## What you will do
Can you render the lines of the records between the one holding "order-performer: 다 함 께 — [380, 488, 446, 503]" and the one holding "order-title: 봉 헌 기 도 — [66, 466, 150, 481]", inclusive, as a numbered list with any blank lines left out?

[start Recorded data]

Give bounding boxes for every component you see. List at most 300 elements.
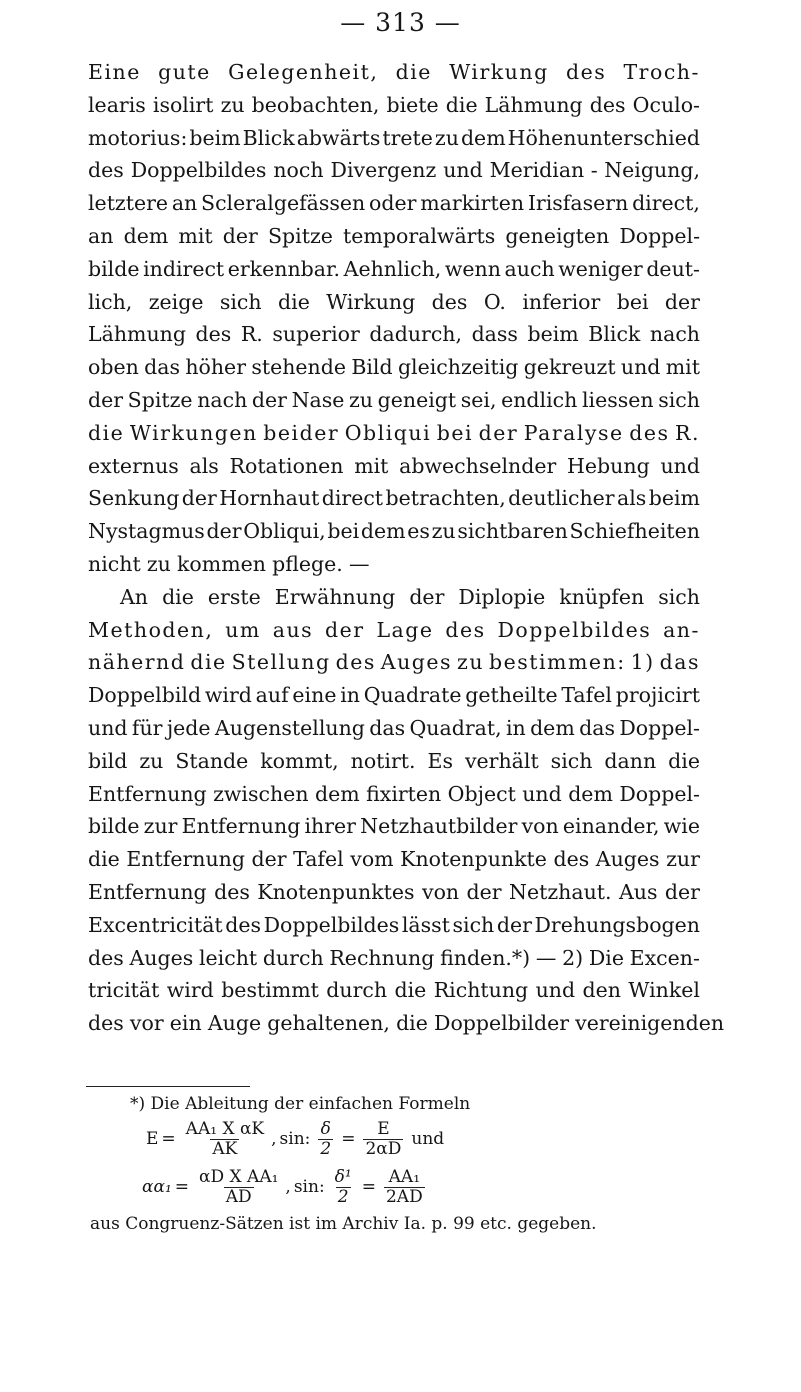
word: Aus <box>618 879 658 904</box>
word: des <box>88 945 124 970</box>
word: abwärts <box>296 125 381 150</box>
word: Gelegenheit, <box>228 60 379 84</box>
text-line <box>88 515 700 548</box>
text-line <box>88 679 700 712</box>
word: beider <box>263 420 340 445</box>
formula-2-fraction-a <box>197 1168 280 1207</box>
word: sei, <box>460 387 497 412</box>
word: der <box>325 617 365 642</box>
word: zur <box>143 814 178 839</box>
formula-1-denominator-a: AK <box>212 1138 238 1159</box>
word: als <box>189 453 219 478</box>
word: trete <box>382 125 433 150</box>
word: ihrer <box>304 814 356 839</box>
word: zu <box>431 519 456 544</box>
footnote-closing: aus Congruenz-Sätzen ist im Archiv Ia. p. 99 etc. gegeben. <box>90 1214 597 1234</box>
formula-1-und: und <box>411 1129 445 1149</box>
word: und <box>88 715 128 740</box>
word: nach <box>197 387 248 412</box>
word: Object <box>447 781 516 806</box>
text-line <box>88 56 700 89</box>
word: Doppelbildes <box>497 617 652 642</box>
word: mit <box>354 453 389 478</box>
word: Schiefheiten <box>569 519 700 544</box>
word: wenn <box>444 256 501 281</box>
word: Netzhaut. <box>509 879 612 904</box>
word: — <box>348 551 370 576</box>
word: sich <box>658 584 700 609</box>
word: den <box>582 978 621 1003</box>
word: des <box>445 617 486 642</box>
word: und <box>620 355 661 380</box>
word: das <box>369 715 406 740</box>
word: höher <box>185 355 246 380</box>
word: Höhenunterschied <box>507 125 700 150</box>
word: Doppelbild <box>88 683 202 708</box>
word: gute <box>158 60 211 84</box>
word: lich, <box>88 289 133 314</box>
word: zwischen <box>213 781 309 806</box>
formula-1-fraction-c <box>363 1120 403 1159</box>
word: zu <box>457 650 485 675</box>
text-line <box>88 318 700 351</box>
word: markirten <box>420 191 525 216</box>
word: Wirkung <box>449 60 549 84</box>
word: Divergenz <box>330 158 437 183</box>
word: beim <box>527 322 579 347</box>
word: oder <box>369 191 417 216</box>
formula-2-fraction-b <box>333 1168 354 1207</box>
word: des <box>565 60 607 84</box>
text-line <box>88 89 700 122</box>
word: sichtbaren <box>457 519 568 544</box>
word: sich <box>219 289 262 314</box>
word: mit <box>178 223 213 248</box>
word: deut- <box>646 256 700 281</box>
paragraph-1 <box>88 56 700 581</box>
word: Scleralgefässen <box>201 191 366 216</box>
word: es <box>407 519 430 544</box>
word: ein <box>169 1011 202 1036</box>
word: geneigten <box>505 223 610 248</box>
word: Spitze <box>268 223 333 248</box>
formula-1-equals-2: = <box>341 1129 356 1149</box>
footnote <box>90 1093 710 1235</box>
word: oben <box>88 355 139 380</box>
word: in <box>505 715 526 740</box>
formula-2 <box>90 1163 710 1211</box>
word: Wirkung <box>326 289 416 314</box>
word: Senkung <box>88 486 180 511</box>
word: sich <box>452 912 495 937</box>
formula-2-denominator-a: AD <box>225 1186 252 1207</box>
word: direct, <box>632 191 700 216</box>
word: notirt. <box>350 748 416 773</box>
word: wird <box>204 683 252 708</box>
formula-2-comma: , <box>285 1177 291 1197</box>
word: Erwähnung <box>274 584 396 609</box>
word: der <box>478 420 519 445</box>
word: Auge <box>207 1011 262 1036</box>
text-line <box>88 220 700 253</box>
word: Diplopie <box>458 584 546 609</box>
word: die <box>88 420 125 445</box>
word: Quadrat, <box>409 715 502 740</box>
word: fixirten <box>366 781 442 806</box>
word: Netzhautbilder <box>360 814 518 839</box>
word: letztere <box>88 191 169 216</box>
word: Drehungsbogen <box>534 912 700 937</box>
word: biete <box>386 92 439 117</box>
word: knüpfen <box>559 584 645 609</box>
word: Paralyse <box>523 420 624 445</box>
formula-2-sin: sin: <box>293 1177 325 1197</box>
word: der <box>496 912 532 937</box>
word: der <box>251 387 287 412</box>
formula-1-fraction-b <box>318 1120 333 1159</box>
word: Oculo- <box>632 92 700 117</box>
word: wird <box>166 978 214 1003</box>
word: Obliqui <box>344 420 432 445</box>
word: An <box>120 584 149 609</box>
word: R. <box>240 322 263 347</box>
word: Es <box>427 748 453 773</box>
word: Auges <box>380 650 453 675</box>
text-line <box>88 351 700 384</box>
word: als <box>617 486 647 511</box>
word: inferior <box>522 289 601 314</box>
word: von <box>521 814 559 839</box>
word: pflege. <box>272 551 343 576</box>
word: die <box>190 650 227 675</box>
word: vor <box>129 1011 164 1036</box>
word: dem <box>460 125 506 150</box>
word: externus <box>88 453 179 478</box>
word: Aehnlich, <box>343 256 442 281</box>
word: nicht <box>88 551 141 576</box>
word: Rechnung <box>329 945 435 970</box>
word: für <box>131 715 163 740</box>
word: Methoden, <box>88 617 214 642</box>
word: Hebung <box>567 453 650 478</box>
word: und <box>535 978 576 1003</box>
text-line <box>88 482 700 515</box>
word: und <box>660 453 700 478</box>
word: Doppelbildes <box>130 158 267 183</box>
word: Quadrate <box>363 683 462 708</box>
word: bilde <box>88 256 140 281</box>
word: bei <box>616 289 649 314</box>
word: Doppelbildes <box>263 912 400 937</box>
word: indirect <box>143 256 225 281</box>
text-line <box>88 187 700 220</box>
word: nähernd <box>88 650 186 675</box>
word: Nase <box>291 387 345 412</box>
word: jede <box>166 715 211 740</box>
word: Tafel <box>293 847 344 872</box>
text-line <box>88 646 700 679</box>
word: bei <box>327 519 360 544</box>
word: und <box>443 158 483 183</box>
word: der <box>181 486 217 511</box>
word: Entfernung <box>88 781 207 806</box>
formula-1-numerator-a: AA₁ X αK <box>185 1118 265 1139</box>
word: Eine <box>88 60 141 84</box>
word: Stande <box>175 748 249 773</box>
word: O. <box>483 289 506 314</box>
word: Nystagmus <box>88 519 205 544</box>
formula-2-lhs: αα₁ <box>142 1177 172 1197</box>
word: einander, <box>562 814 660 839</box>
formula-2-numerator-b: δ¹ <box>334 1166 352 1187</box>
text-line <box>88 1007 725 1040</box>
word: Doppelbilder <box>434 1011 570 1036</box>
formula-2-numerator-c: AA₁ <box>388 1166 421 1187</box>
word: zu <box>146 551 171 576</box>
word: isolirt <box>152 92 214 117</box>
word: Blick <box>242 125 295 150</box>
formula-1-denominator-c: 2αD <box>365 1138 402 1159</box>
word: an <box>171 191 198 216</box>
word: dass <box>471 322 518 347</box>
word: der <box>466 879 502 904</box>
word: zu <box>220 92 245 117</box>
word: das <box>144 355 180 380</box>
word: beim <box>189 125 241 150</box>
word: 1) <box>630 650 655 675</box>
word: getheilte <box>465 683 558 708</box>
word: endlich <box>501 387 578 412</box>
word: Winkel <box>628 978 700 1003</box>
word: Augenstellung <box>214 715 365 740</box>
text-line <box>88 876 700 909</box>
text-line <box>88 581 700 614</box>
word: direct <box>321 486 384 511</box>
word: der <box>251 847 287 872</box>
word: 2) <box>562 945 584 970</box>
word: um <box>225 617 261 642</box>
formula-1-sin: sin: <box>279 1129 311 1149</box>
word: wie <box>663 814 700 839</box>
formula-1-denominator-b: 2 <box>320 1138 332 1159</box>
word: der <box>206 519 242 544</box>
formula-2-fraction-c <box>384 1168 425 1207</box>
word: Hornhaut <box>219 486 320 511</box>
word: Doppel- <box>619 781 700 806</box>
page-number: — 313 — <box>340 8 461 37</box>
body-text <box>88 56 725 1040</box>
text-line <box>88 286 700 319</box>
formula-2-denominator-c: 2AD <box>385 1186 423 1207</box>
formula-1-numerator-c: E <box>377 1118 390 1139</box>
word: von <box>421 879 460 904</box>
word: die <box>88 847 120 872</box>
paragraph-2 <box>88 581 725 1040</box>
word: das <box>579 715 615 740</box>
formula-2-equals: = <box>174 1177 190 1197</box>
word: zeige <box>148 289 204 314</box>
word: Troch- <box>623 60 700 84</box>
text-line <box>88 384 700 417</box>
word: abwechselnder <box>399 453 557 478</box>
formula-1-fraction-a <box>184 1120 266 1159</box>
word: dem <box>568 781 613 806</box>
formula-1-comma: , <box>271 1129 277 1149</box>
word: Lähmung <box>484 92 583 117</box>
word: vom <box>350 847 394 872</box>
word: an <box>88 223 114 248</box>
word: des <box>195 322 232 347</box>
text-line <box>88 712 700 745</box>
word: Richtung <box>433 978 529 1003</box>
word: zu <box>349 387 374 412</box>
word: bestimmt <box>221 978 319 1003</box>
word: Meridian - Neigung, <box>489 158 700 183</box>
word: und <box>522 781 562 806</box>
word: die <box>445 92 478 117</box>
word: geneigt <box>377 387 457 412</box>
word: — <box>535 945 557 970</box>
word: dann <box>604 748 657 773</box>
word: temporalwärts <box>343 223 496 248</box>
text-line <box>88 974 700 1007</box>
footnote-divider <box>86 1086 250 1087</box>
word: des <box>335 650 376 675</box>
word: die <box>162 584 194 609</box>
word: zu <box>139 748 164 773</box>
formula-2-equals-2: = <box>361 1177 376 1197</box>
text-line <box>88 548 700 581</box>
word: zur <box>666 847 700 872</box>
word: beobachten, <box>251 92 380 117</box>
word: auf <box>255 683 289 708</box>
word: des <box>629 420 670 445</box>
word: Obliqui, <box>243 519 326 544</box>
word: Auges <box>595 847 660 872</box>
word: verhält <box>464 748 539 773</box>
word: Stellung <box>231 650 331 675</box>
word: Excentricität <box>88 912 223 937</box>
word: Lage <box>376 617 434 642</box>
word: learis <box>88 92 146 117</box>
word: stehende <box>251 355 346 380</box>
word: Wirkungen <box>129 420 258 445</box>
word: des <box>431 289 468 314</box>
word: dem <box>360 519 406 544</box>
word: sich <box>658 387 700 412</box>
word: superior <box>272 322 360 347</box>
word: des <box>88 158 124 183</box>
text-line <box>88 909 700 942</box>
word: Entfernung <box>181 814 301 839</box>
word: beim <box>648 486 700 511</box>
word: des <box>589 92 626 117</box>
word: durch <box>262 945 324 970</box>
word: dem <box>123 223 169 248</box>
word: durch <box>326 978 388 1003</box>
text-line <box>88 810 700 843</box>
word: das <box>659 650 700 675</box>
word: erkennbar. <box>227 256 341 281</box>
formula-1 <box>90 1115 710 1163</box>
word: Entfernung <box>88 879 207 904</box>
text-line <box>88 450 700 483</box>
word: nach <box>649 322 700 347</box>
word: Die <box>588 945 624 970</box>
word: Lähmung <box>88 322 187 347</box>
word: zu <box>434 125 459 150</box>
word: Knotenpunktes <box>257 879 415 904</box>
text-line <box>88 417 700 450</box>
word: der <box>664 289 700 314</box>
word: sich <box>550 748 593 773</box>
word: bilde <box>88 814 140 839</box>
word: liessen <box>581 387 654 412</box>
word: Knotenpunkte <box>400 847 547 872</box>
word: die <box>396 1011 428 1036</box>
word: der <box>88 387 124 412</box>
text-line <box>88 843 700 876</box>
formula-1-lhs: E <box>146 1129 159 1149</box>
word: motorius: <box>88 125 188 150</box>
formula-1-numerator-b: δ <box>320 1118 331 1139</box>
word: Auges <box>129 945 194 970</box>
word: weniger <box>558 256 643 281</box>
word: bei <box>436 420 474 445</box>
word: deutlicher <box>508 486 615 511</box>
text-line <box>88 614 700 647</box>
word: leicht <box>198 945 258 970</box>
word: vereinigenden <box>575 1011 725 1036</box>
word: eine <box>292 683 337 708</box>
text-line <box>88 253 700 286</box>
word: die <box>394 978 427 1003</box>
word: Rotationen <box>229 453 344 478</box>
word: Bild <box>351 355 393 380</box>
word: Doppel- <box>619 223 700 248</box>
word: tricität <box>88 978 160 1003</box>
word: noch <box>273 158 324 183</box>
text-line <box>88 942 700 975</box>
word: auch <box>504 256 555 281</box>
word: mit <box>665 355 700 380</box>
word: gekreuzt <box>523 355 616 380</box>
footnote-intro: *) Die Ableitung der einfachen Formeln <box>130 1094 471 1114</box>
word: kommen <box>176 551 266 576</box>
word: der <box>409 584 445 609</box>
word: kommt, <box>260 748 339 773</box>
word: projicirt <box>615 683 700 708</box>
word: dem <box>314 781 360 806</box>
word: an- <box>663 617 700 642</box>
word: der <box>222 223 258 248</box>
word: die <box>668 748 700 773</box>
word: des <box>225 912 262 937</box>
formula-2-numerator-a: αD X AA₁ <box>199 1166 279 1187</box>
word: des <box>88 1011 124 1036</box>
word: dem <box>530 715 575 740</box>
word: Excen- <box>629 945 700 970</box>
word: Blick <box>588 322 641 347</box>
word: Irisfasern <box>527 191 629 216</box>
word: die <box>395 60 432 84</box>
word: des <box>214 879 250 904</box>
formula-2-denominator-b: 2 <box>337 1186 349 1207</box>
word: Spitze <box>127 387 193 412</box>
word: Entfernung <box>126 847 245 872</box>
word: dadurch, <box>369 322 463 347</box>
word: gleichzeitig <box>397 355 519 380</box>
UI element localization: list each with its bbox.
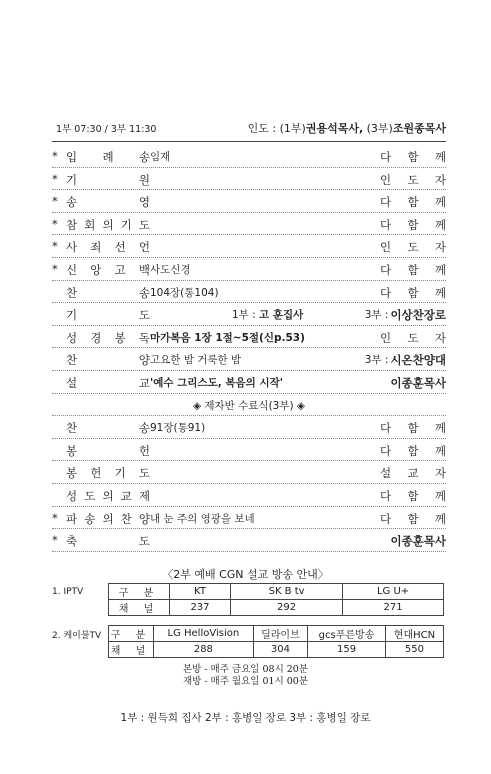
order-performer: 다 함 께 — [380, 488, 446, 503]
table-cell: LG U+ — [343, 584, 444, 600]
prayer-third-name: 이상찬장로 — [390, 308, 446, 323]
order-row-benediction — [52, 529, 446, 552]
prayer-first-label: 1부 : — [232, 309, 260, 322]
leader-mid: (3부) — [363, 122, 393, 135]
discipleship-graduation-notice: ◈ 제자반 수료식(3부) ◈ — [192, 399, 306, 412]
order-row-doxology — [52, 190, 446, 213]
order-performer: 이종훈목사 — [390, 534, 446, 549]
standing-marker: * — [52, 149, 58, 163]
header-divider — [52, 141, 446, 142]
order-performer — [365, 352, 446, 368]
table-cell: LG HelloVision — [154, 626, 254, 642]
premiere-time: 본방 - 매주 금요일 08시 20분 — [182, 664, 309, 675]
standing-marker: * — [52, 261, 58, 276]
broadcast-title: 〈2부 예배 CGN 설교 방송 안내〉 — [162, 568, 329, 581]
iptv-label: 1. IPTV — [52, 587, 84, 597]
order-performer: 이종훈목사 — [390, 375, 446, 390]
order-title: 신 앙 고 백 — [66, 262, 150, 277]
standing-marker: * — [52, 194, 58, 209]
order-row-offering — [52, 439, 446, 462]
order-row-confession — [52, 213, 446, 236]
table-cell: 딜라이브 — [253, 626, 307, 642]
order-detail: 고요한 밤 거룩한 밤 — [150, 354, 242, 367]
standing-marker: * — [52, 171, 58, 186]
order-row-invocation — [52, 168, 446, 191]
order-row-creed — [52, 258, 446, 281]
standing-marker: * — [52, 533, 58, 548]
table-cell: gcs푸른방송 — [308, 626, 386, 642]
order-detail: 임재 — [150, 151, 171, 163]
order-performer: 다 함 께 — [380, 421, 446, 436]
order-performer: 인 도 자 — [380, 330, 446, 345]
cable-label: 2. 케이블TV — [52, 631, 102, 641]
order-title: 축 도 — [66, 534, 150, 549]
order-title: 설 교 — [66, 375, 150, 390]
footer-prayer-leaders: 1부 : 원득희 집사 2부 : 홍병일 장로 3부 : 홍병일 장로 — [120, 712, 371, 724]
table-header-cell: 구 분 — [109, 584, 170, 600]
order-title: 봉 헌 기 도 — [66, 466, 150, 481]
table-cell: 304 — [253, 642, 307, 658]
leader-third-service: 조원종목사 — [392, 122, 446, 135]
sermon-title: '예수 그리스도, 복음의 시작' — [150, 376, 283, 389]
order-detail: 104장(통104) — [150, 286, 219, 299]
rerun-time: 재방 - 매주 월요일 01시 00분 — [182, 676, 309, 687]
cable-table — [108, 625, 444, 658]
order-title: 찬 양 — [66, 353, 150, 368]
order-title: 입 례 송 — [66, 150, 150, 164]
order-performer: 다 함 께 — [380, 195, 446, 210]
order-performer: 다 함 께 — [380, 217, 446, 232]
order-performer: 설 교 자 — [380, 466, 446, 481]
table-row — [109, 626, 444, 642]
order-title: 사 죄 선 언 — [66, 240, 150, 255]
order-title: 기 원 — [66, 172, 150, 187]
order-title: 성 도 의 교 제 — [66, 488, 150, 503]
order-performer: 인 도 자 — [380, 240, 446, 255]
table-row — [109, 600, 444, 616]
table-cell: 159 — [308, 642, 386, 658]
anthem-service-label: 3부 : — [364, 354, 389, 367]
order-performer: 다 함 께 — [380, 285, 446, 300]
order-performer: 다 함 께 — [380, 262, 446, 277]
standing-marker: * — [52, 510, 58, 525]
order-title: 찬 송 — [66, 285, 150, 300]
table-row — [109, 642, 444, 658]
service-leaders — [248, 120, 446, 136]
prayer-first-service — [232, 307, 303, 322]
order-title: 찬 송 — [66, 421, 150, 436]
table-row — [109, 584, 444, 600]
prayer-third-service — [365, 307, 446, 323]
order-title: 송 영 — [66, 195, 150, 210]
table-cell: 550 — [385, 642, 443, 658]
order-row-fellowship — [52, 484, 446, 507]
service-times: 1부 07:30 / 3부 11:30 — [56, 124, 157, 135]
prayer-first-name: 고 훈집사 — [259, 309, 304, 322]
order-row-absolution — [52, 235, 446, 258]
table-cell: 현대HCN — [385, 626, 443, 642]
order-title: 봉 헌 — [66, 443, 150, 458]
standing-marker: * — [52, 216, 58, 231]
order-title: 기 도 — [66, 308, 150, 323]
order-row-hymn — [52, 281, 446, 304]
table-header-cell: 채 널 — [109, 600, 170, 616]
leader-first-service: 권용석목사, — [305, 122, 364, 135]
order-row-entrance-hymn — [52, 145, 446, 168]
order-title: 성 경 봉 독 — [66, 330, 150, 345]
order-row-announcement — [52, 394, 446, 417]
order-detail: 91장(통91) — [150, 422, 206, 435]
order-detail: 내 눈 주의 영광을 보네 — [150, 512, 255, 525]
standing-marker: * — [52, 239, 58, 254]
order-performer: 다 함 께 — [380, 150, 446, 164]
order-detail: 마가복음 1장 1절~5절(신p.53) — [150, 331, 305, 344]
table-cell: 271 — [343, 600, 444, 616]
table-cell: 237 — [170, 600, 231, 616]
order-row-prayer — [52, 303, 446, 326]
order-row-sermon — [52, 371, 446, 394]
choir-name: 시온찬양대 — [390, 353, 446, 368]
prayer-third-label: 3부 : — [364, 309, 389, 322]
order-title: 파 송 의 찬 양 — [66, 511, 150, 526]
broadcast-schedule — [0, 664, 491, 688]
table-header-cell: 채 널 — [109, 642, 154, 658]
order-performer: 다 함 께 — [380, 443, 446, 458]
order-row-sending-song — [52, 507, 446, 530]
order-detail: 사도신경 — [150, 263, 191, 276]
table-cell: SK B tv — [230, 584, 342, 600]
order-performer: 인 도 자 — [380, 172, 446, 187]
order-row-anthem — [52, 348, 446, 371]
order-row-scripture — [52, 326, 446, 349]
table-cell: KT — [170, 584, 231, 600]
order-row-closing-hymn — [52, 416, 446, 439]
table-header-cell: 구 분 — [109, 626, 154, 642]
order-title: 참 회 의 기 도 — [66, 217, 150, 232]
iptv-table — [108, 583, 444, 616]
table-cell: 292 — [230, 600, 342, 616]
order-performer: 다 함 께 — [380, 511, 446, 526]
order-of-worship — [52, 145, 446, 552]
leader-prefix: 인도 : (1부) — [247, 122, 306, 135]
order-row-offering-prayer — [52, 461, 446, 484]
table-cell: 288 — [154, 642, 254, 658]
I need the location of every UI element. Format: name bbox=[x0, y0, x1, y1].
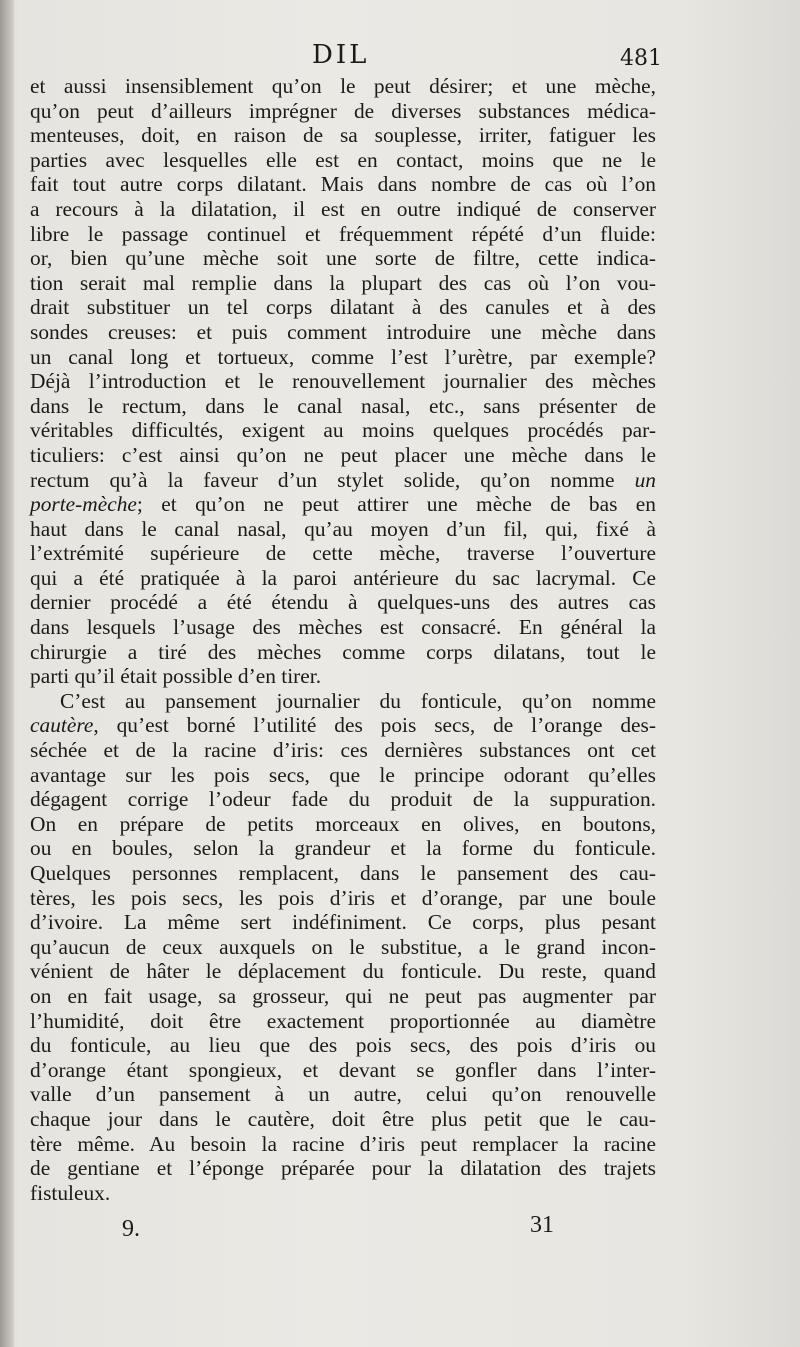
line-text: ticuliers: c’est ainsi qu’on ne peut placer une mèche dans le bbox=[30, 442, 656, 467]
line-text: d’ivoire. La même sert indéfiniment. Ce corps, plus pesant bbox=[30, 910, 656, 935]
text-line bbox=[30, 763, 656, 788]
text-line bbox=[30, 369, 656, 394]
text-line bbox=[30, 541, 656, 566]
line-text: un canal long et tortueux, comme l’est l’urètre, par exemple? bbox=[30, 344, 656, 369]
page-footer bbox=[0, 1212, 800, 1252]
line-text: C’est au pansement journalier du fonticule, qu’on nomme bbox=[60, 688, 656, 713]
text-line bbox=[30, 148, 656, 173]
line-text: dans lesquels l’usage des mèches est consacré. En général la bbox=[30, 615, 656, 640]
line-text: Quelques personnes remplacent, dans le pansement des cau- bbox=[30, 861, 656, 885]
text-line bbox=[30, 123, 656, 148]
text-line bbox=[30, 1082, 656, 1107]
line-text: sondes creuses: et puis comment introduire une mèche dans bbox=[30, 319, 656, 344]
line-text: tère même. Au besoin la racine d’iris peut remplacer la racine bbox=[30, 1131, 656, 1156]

[end Recorded data]

## Exercise response
1. order-performer: 다 함 께 — [380, 488, 446, 503]
2. table-cell: LG U+ — [343, 584, 444, 600]
3. prayer-third-name: 이상찬장로 — [390, 308, 446, 323]
4. order-row-benediction — [52, 529, 446, 552]
5. prayer-first-label: 1부 : — [232, 309, 260, 322]
6. leader-mid: (3부) — [363, 122, 393, 135]
7. discipleship-graduation-notice: ◈ 제자반 수료식(3부) ◈ — [192, 399, 306, 412]
8. order-row-doxology — [52, 190, 446, 213]
9. order-performer: 이종훈목사 — [390, 534, 446, 549]
10. standing-marker: * — [52, 149, 58, 163]
11. header-divider — [52, 141, 446, 142]
12. order-performer — [365, 352, 446, 368]
13. table-cell: LG HelloVision — [154, 626, 254, 642]
14. premiere-time: 본방 - 매주 금요일 08시 20분 — [182, 664, 309, 675]
15. standing-marker: * — [52, 261, 58, 276]
16. broadcast-title: 〈2부 예배 CGN 설교 방송 안내〉 — [162, 568, 329, 581]
17. iptv-label: 1. IPTV — [52, 587, 84, 597]
18. order-performer: 이종훈목사 — [390, 375, 446, 390]
19. order-title: 신 앙 고 백 — [66, 262, 150, 277]
20. standing-marker: * — [52, 194, 58, 209]
21. order-row-offering — [52, 439, 446, 462]
22. order-row-confession — [52, 213, 446, 236]
23. table-cell: 딜라이브 — [253, 626, 307, 642]
24. order-detail: 고요한 밤 거룩한 밤 — [150, 354, 242, 367]
25. standing-marker: * — [52, 171, 58, 186]
26. order-row-invocation — [52, 168, 446, 191]
27. order-row-creed — [52, 258, 446, 281]
28. standing-marker: * — [52, 533, 58, 548]
29. table-cell: gcs푸른방송 — [308, 626, 386, 642]
30. order-detail: 임재 — [150, 151, 171, 163]
31. order-performer: 다 함 께 — [380, 421, 446, 436]
32. order-performer: 인 도 자 — [380, 330, 446, 345]
33. cable-label: 2. 케이블TV — [52, 631, 102, 641]
34. order-title: 축 도 — [66, 534, 150, 549]
35. order-title: 설 교 — [66, 375, 150, 390]
36. footer-prayer-leaders: 1부 : 원득희 집사 2부 : 홍병일 장로 3부 : 홍병일 장로 — [120, 712, 371, 724]
37. table-header-cell: 구 분 — [109, 584, 170, 600]
38. order-title: 봉 헌 기 도 — [66, 466, 150, 481]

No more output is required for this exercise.